Records from a data collection:
-------------------------

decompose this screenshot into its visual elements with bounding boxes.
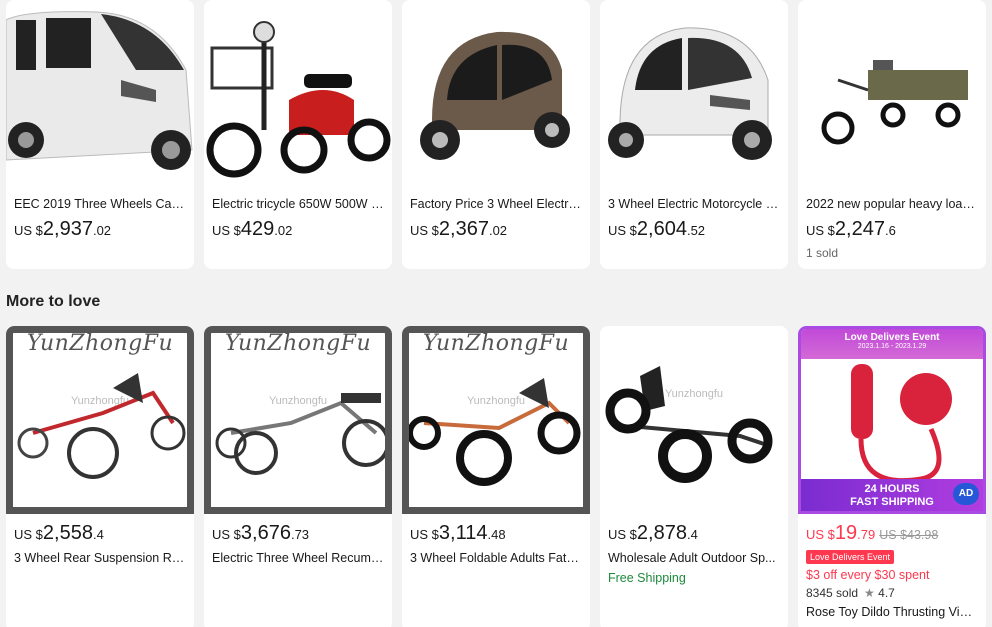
price-integer: 2,247	[834, 218, 885, 240]
price-integer: 2,558	[42, 522, 93, 544]
price-currency: US $	[608, 223, 637, 238]
product-price: US $2,558.4	[14, 522, 186, 546]
product-title[interactable]: 3 Wheel Foldable Adults Fat T...	[410, 550, 582, 566]
original-price: US $43.98	[879, 528, 939, 542]
price-currency: US $	[14, 223, 43, 238]
price-currency: US $	[410, 223, 439, 238]
product-card[interactable]: Electric tricycle 650W 500W 3... US $429…	[204, 0, 392, 269]
price-cents: .52	[686, 223, 706, 238]
product-card[interactable]: EEC 2019 Three Wheels Carg... US $2,937.…	[6, 0, 194, 269]
price-currency: US $	[212, 223, 241, 238]
product-image-fat-tire-trike[interactable]: YunZhongFu Yunzhongfu	[402, 326, 590, 514]
price-cents: .6	[884, 223, 896, 238]
product-card[interactable]: Factory Price 3 Wheel Electric... US $2,…	[402, 0, 590, 269]
product-image-black-quad-trike[interactable]: Yunzhongfu	[600, 326, 788, 514]
price-integer: 3,676	[240, 522, 291, 544]
price-currency: US $	[806, 223, 835, 238]
product-image-gray-recumbent-trike[interactable]: YunZhongFu Yunzhongfu	[204, 326, 392, 514]
price-integer: 2,367	[438, 218, 489, 240]
section-title: More to love	[6, 293, 101, 310]
product-card[interactable]: YunZhongFu Yunzhongfu US $2,558.4 3 Whee…	[6, 326, 194, 627]
price-integer: 2,604	[636, 218, 687, 240]
star-icon: ★	[864, 586, 875, 600]
product-price: US $3,676.73	[212, 522, 384, 546]
price-currency: US $	[14, 527, 43, 542]
product-title[interactable]: 3 Wheel Electric Motorcycle C...	[608, 196, 780, 212]
product-image-bronze-cabin-scooter[interactable]	[402, 0, 590, 188]
product-price: US $2,367.02	[410, 218, 582, 242]
price-currency: US $	[806, 527, 835, 542]
product-title[interactable]: Electric tricycle 650W 500W 3...	[212, 196, 384, 212]
price-currency: US $	[410, 527, 439, 542]
product-image-red-tricycle[interactable]	[204, 0, 392, 188]
product-price: US $429.02	[212, 218, 384, 242]
price-cents: .4	[92, 527, 104, 542]
product-image-white-cabin-motorcycle[interactable]	[600, 0, 788, 188]
price-currency: US $	[212, 527, 241, 542]
product-price: US $2,247.6	[806, 218, 978, 242]
product-image-red-recumbent-trike[interactable]: YunZhongFu Yunzhongfu	[6, 326, 194, 514]
top-product-row: EEC 2019 Three Wheels Carg... US $2,937.…	[6, 0, 986, 269]
product-price: US $2,937.02	[14, 218, 186, 242]
product-card[interactable]: YunZhongFu Yunzhongfu US $3,114.48 3 Whe…	[402, 326, 590, 627]
price-integer: 19	[834, 522, 858, 544]
product-stats: 8345 sold ★ 4.7	[806, 586, 978, 600]
free-shipping-label: Free Shipping	[608, 571, 686, 585]
product-price: US $2,878.4	[608, 522, 780, 546]
price-integer: 3,114	[438, 522, 488, 544]
discount-offer: $3 off every $30 spent	[806, 568, 930, 582]
product-title[interactable]: Rose Toy Dildo Thrusting Vibr...	[806, 604, 978, 620]
price-cents: .48	[487, 527, 506, 542]
price-integer: 2,937	[42, 218, 93, 240]
ad-badge: AD	[953, 483, 979, 505]
rating-value: 4.7	[878, 586, 895, 600]
product-title[interactable]: 3 Wheel Rear Suspension Rec...	[14, 550, 186, 566]
price-cents: .02	[274, 223, 293, 238]
product-image-cargo-tricycle[interactable]	[798, 0, 986, 188]
price-cents: .02	[92, 223, 112, 238]
product-title[interactable]: EEC 2019 Three Wheels Carg...	[14, 196, 186, 212]
product-title[interactable]: Wholesale Adult Outdoor Sp...	[608, 550, 780, 566]
price-cents: .79	[857, 527, 876, 542]
price-integer: 2,878	[636, 522, 687, 544]
product-card[interactable]: Yunzhongfu US $2,878.4 Wholesale Adult O…	[600, 326, 788, 627]
product-title[interactable]: Electric Three Wheel Recumb...	[212, 550, 384, 566]
product-price: US $19.79 US $43.98	[806, 522, 978, 546]
price-currency: US $	[608, 527, 637, 542]
sold-count: 8345 sold	[806, 586, 859, 600]
product-title[interactable]: Factory Price 3 Wheel Electric...	[410, 196, 582, 212]
product-price: US $3,114.48	[410, 522, 582, 546]
price-cents: .02	[488, 223, 508, 238]
product-card[interactable]: 2022 new popular heavy load... US $2,247…	[798, 0, 986, 269]
sold-count: 1 sold	[806, 246, 839, 260]
product-price: US $2,604.52	[608, 218, 780, 242]
price-integer: 429	[240, 218, 275, 240]
product-image-electric-car[interactable]	[6, 0, 194, 188]
price-cents: .4	[686, 527, 698, 542]
product-title[interactable]: 2022 new popular heavy load...	[806, 196, 978, 212]
product-card[interactable]: YunZhongFu Yunzhongfu US $3,676.73 Elect…	[204, 326, 392, 627]
event-badge: Love Delivers Event	[806, 550, 895, 564]
product-card-promoted[interactable]: Love Delivers Event 2023.1.16 - 2023.1.2…	[798, 326, 986, 627]
product-card[interactable]: 3 Wheel Electric Motorcycle C... US $2,6…	[600, 0, 788, 269]
price-cents: .73	[290, 527, 310, 542]
product-image-promo[interactable]: Love Delivers Event 2023.1.16 - 2023.1.2…	[798, 326, 986, 514]
more-to-love-row: YunZhongFu Yunzhongfu US $2,558.4 3 Whee…	[6, 326, 986, 627]
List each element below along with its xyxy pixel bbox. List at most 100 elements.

-------------------------

Copy out every row above word for word, leaving out the pictures.

decompose this screenshot into its visual elements with bounding boxes.
price-integer: 2,247	[834, 218, 885, 240]
price-integer: 2,558	[42, 522, 93, 544]
price-currency: US $	[608, 223, 637, 238]
product-price: US $2,558.4	[14, 522, 186, 546]
product-title[interactable]: 3 Wheel Foldable Adults Fat T...	[410, 550, 582, 566]
original-price: US $43.98	[879, 528, 939, 542]
price-currency: US $	[14, 223, 43, 238]
price-currency: US $	[410, 223, 439, 238]
product-card[interactable]: Electric tricycle 650W 500W 3... US $429…	[204, 0, 392, 269]
price-cents: .52	[686, 223, 706, 238]
product-card[interactable]: EEC 2019 Three Wheels Carg... US $2,937.…	[6, 0, 194, 269]
price-currency: US $	[212, 223, 241, 238]
product-image-fat-tire-trike[interactable]: YunZhongFu Yunzhongfu	[402, 326, 590, 514]
price-cents: .6	[884, 223, 896, 238]
product-card[interactable]: Factory Price 3 Wheel Electric... US $2,…	[402, 0, 590, 269]
product-image-black-quad-trike[interactable]: Yunzhongfu	[600, 326, 788, 514]
price-integer: 3,676	[240, 522, 291, 544]
price-currency: US $	[806, 223, 835, 238]
product-image-gray-recumbent-trike[interactable]: YunZhongFu Yunzhongfu	[204, 326, 392, 514]
price-integer: 2,367	[438, 218, 489, 240]
section-title: More to love	[6, 293, 101, 310]
product-card[interactable]: YunZhongFu Yunzhongfu US $2,558.4 3 Whee…	[6, 326, 194, 627]
price-integer: 2,604	[636, 218, 687, 240]
star-icon: ★	[864, 586, 875, 600]
product-price: US $3,676.73	[212, 522, 384, 546]
price-currency: US $	[14, 527, 43, 542]
product-title[interactable]: 3 Wheel Electric Motorcycle C...	[608, 196, 780, 212]
product-image-bronze-cabin-scooter[interactable]	[402, 0, 590, 188]
product-price: US $2,367.02	[410, 218, 582, 242]
price-currency: US $	[806, 527, 835, 542]
product-title[interactable]: Electric tricycle 650W 500W 3...	[212, 196, 384, 212]
price-currency: US $	[410, 527, 439, 542]
product-image-red-tricycle[interactable]	[204, 0, 392, 188]
product-price: US $429.02	[212, 218, 384, 242]
price-cents: .4	[92, 527, 104, 542]
product-image-white-cabin-motorcycle[interactable]	[600, 0, 788, 188]
price-currency: US $	[212, 527, 241, 542]
product-price: US $2,247.6	[806, 218, 978, 242]
product-image-red-recumbent-trike[interactable]: YunZhongFu Yunzhongfu	[6, 326, 194, 514]
top-product-row: EEC 2019 Three Wheels Carg... US $2,937.…	[6, 0, 986, 269]
product-price: US $2,937.02	[14, 218, 186, 242]
product-card[interactable]: YunZhongFu Yunzhongfu US $3,114.48 3 Whe…	[402, 326, 590, 627]
price-integer: 19	[834, 522, 858, 544]
product-stats: 8345 sold ★ 4.7	[806, 586, 978, 600]
free-shipping-label: Free Shipping	[608, 571, 686, 585]
product-price: US $2,878.4	[608, 522, 780, 546]
price-integer: 3,114	[438, 522, 488, 544]
discount-offer: $3 off every $30 spent	[806, 568, 930, 582]
product-title[interactable]: Rose Toy Dildo Thrusting Vibr...	[806, 604, 978, 620]
price-cents: .48	[487, 527, 506, 542]
price-integer: 2,937	[42, 218, 93, 240]
ad-badge: AD	[953, 483, 979, 505]
rating-value: 4.7	[878, 586, 895, 600]
product-title[interactable]: 3 Wheel Rear Suspension Rec...	[14, 550, 186, 566]
price-cents: .02	[274, 223, 293, 238]
product-image-cargo-tricycle[interactable]	[798, 0, 986, 188]
price-cents: .02	[92, 223, 112, 238]
product-title[interactable]: EEC 2019 Three Wheels Carg...	[14, 196, 186, 212]
product-title[interactable]: Wholesale Adult Outdoor Sp...	[608, 550, 780, 566]
price-cents: .79	[857, 527, 876, 542]
price-integer: 2,878	[636, 522, 687, 544]
product-card[interactable]: Yunzhongfu US $2,878.4 Wholesale Adult O…	[600, 326, 788, 627]
product-title[interactable]: Electric Three Wheel Recumb...	[212, 550, 384, 566]
product-price: US $19.79 US $43.98	[806, 522, 978, 546]
price-currency: US $	[608, 527, 637, 542]
sold-count: 8345 sold	[806, 586, 859, 600]
product-title[interactable]: Factory Price 3 Wheel Electric...	[410, 196, 582, 212]
product-price: US $3,114.48	[410, 522, 582, 546]
price-cents: .02	[488, 223, 508, 238]
product-card[interactable]: 2022 new popular heavy load... US $2,247…	[798, 0, 986, 269]
sold-count: 1 sold	[806, 246, 839, 260]
product-price: US $2,604.52	[608, 218, 780, 242]
price-integer: 429	[240, 218, 275, 240]
product-image-electric-car[interactable]	[6, 0, 194, 188]
price-cents: .4	[686, 527, 698, 542]
product-title[interactable]: 2022 new popular heavy load...	[806, 196, 978, 212]
product-card[interactable]: YunZhongFu Yunzhongfu US $3,676.73 Elect…	[204, 326, 392, 627]
event-badge: Love Delivers Event	[806, 550, 895, 564]
product-card-promoted[interactable]: Love Delivers Event 2023.1.16 - 2023.1.2…	[798, 326, 986, 627]
product-card[interactable]: 3 Wheel Electric Motorcycle C... US $2,6…	[600, 0, 788, 269]
price-cents: .73	[290, 527, 310, 542]
product-image-promo[interactable]: Love Delivers Event 2023.1.16 - 2023.1.2…	[798, 326, 986, 514]
more-to-love-row: YunZhongFu Yunzhongfu US $2,558.4 3 Whee…	[6, 326, 986, 627]
List each element below along with its xyxy pixel bbox. List at most 100 elements.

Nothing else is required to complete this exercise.